======== Records to use

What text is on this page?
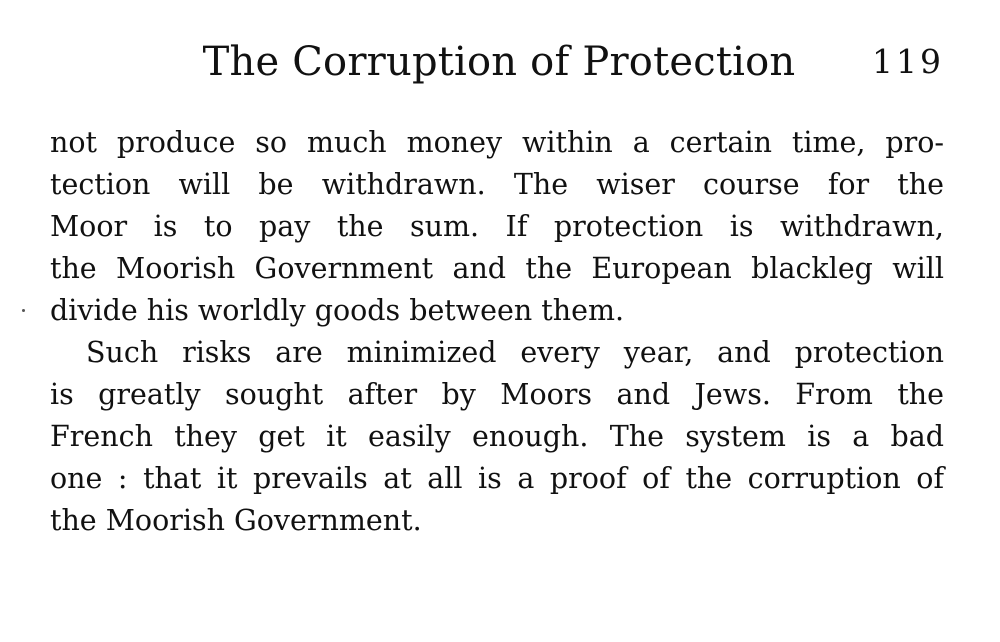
The Corruption of Protection	119
not produce so much money within a certain time, pro-
tection will be withdrawn. The wiser course for the
Moor is to pay the sum. If protection is withdrawn,
the Moorish Government and the European blackleg will
divide his worldly goods between them.
Such risks are minimized every year, and protection
is greatly sought after by Moors and Jews. From the
French they get it easily enough. The system is a bad
one : that it prevails at all is a proof of the corruption of
the Moorish Government.
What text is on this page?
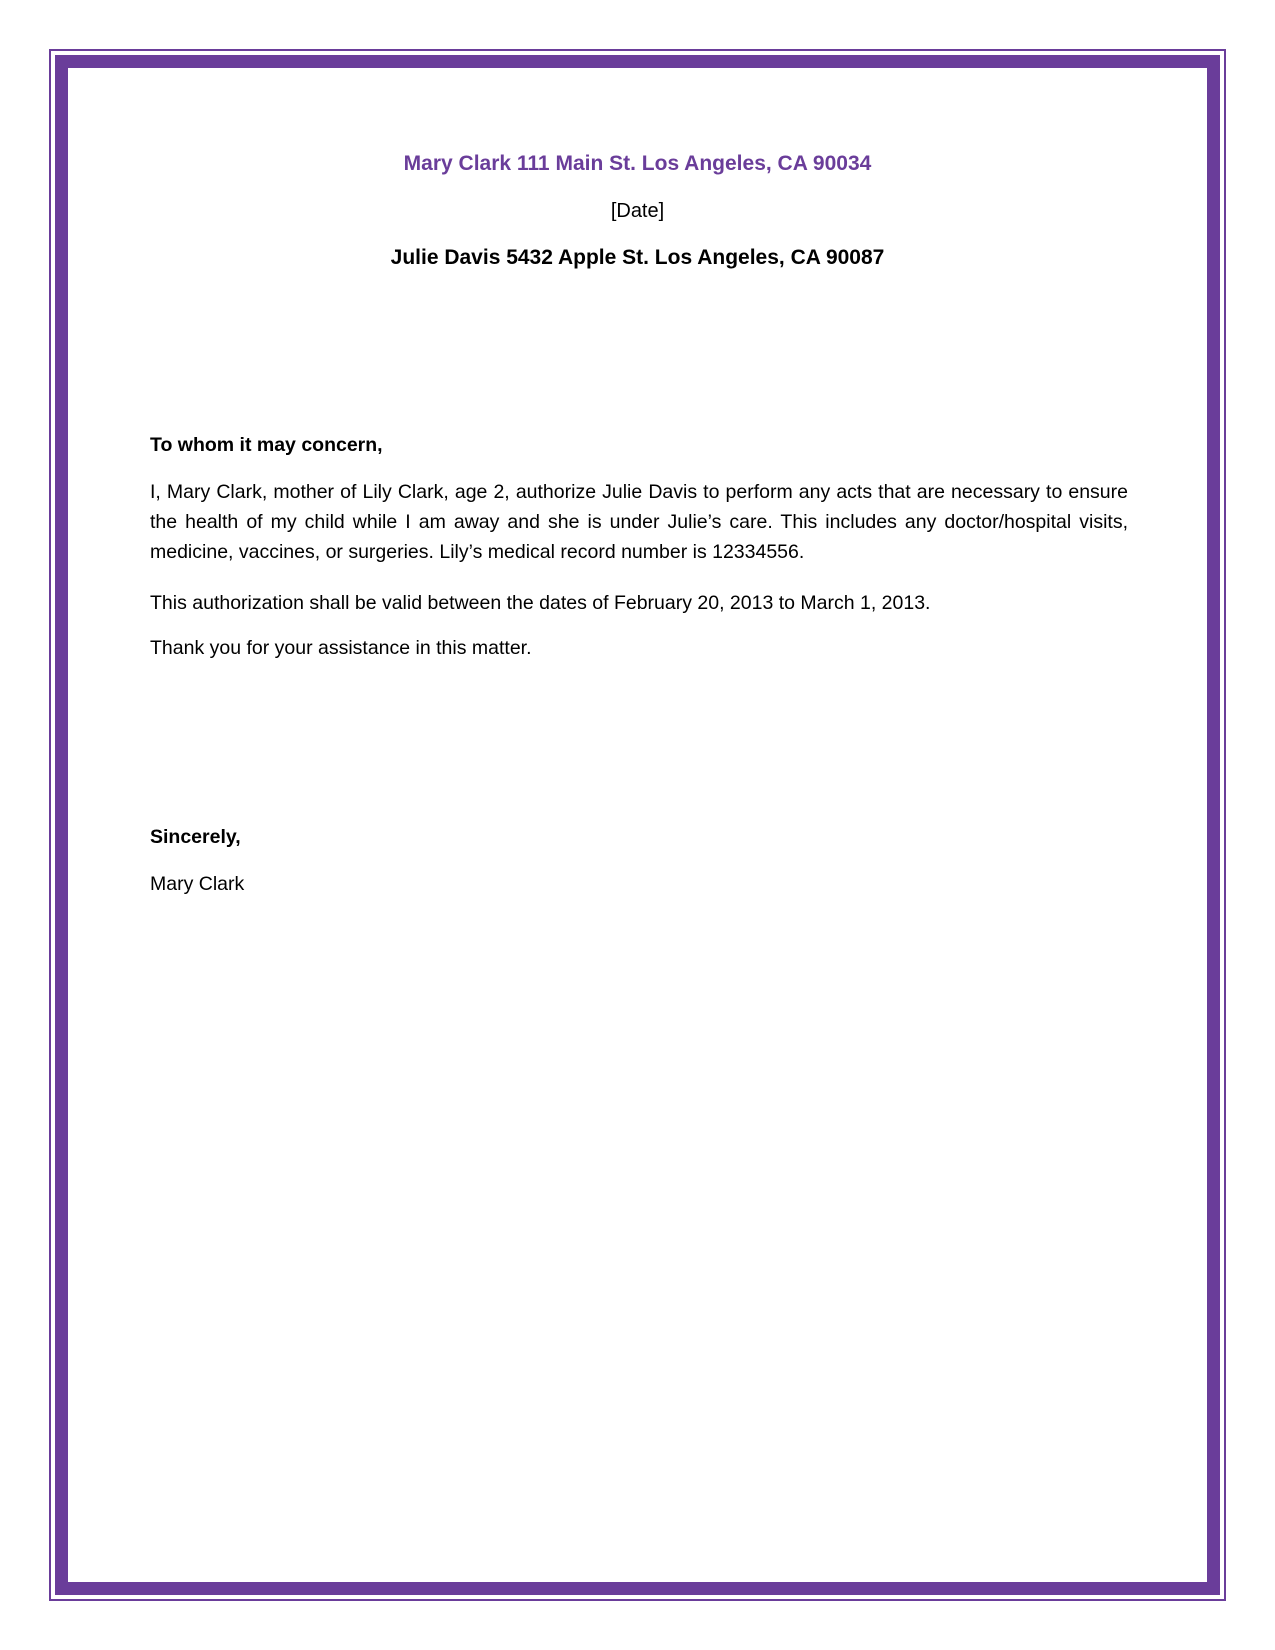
Mary Clark 111 Main St. Los Angeles, CA 90034
[Date]
Julie Davis 5432 Apple St. Los Angeles, CA 90087
To whom it may concern,
I, Mary Clark, mother of Lily Clark, age 2, authorize Julie Davis to perform any acts that are necessary to ensure the health of my child while I am away and she is under Julie’s care. This includes any doctor/hospital visits, medicine, vaccines, or surgeries. Lily’s medical record number is 12334556.
This authorization shall be valid between the dates of February 20, 2013 to March 1, 2013.
Thank you for your assistance in this matter.
Sincerely,
Mary Clark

================

What you should do. Check each line above for the string "Moorish", then copy the ones that have it.

Correct result.
the Moorish Government and the European blackleg will
the Moorish Government.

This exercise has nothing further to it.